_TASK TO COMPLETE_
Count how many lines of the material below have the word "name" and give only the number.

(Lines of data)
__________________________________________________
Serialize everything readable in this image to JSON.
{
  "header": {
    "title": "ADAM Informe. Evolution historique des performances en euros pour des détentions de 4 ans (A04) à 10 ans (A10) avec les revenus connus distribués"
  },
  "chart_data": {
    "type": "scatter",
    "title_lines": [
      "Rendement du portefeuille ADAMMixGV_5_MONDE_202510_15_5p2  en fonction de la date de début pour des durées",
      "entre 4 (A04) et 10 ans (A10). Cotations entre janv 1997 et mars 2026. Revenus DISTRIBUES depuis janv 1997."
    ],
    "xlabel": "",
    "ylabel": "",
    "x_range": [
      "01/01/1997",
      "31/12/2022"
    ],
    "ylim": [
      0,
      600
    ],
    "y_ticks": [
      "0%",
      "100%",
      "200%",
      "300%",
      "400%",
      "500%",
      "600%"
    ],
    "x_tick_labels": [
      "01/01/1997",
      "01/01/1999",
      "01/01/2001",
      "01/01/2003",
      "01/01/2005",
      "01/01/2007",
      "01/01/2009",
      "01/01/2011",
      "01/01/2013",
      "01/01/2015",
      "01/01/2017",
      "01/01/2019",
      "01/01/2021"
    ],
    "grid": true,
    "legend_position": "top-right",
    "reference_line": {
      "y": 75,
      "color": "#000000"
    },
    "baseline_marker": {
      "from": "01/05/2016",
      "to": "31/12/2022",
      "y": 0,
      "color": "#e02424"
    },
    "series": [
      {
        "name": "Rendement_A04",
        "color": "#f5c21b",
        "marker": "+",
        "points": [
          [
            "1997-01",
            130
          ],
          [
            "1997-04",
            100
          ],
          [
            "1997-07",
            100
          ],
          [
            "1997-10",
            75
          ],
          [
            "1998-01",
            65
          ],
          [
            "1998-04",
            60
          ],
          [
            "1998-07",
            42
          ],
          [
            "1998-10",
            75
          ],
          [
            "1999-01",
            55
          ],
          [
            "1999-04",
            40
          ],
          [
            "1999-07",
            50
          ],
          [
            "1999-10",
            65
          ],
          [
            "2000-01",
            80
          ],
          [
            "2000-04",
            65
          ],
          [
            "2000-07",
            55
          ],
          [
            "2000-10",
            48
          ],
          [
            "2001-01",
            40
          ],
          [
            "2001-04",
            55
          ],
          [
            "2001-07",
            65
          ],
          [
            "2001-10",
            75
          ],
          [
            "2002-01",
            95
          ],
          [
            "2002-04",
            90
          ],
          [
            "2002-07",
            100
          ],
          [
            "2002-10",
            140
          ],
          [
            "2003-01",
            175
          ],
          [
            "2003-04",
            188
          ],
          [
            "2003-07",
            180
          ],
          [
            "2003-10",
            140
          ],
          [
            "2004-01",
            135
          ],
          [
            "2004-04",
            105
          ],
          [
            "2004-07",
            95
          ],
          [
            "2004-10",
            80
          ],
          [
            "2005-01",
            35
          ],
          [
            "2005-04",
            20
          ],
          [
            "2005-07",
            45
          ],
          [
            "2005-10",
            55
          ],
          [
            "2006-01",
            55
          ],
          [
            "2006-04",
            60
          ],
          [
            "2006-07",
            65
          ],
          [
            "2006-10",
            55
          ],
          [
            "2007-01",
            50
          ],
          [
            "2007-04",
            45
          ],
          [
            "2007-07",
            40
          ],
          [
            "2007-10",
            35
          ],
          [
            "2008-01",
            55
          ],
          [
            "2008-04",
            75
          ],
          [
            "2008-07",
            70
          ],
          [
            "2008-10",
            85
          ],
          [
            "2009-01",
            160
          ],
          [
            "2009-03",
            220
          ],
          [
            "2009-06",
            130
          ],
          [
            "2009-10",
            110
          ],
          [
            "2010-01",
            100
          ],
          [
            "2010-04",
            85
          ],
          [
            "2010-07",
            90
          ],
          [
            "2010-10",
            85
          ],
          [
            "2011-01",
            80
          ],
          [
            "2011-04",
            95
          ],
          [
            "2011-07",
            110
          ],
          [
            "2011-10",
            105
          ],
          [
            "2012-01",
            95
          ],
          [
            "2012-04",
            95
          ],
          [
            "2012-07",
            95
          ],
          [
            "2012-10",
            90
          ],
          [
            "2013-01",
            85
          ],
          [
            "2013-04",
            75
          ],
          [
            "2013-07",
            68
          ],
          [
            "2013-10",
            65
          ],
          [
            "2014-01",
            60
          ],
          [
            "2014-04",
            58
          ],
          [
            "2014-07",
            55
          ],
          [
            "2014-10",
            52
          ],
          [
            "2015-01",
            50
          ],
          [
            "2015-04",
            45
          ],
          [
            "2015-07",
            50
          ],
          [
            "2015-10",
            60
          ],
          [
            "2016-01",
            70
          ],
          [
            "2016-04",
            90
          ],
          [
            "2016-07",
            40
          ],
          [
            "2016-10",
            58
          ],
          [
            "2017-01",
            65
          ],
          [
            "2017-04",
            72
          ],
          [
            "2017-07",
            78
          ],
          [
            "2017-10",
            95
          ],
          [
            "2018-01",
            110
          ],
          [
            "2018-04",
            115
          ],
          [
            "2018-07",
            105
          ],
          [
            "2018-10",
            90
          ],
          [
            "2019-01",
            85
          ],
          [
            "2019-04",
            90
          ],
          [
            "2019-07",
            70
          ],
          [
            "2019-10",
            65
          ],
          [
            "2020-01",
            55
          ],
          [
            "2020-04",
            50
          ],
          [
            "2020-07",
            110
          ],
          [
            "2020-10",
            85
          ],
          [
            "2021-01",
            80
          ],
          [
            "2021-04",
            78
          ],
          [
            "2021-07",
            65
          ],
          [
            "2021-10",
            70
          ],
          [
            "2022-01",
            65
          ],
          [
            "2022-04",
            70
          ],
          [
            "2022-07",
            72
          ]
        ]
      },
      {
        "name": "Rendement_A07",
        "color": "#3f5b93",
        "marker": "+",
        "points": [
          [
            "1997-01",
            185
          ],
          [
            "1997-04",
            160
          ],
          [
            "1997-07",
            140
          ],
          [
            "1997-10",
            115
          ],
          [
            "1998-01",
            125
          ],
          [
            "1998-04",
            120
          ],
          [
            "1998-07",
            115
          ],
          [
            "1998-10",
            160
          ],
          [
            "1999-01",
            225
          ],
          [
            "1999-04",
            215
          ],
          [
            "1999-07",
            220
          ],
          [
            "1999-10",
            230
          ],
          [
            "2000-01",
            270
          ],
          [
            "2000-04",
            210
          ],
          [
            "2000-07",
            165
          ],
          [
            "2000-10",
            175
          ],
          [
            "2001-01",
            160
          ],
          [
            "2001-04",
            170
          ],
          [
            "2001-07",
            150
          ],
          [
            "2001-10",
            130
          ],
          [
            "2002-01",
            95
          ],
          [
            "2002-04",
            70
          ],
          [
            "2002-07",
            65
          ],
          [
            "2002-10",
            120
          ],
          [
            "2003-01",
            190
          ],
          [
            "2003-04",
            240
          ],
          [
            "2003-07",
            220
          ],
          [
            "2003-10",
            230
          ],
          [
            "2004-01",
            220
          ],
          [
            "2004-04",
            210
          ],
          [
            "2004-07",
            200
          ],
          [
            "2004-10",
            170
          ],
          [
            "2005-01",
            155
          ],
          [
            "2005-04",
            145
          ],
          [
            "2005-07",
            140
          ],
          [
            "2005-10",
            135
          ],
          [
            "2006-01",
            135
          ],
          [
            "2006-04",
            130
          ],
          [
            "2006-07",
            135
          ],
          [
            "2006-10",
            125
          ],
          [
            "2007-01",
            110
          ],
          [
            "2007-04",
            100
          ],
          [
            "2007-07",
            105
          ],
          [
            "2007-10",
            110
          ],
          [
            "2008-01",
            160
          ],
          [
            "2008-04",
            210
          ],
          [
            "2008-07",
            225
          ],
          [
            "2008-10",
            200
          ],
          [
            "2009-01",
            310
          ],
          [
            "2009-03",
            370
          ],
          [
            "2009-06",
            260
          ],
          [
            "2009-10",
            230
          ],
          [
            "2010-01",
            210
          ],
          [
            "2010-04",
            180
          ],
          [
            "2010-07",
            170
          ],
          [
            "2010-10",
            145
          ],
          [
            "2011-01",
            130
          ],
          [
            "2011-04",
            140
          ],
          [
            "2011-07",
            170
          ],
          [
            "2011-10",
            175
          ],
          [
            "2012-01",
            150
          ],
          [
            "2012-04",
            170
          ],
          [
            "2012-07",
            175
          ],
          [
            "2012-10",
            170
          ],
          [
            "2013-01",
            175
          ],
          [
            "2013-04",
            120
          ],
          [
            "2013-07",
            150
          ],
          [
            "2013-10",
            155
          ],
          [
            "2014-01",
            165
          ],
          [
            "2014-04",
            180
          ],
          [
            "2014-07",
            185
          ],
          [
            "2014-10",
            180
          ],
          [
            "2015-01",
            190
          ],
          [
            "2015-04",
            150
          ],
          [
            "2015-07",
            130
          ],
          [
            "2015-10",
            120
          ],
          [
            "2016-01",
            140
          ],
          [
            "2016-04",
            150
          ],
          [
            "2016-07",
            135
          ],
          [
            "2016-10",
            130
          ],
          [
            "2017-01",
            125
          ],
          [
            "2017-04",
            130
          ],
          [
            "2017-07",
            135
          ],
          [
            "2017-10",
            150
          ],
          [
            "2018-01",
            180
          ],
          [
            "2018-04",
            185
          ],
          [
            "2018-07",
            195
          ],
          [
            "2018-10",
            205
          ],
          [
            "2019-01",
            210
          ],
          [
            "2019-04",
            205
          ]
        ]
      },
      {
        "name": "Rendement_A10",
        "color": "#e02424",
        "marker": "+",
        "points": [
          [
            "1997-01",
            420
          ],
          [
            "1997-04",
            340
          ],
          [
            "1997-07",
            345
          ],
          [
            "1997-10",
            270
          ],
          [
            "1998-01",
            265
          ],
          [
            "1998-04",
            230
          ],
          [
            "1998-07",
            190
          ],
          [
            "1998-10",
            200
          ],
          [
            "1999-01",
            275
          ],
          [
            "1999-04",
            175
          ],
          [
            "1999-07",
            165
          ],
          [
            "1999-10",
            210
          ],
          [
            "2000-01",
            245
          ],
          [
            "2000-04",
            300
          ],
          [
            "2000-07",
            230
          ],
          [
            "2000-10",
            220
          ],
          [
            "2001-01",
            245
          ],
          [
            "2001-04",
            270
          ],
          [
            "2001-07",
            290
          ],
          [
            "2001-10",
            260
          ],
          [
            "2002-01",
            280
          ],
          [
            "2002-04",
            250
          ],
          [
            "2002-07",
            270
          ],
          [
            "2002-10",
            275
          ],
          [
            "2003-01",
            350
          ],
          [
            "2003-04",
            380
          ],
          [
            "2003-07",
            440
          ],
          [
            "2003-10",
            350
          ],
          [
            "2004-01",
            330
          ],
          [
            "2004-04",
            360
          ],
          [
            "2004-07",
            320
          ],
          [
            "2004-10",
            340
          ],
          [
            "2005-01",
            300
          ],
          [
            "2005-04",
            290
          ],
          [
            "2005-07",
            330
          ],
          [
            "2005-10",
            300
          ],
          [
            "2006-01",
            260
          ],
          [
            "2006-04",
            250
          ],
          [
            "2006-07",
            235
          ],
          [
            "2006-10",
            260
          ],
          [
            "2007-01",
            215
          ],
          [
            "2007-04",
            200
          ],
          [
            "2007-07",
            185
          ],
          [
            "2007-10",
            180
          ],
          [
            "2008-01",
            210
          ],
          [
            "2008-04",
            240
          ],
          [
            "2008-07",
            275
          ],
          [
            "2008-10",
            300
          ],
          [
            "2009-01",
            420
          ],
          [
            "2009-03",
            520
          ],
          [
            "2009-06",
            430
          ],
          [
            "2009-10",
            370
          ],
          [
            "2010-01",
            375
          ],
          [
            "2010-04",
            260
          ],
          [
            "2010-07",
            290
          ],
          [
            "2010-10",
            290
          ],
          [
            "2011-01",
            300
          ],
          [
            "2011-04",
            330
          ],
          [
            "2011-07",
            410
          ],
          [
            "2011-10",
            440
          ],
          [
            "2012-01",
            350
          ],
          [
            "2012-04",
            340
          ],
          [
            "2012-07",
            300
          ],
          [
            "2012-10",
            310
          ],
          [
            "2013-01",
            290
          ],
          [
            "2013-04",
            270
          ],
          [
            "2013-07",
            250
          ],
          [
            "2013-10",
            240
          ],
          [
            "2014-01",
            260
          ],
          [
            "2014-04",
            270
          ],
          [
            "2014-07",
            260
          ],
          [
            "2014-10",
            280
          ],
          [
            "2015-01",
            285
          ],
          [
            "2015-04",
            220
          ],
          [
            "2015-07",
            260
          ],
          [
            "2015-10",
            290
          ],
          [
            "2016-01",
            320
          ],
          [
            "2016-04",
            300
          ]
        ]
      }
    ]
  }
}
__________________________________________________
_SOLVED PROBLEM_
3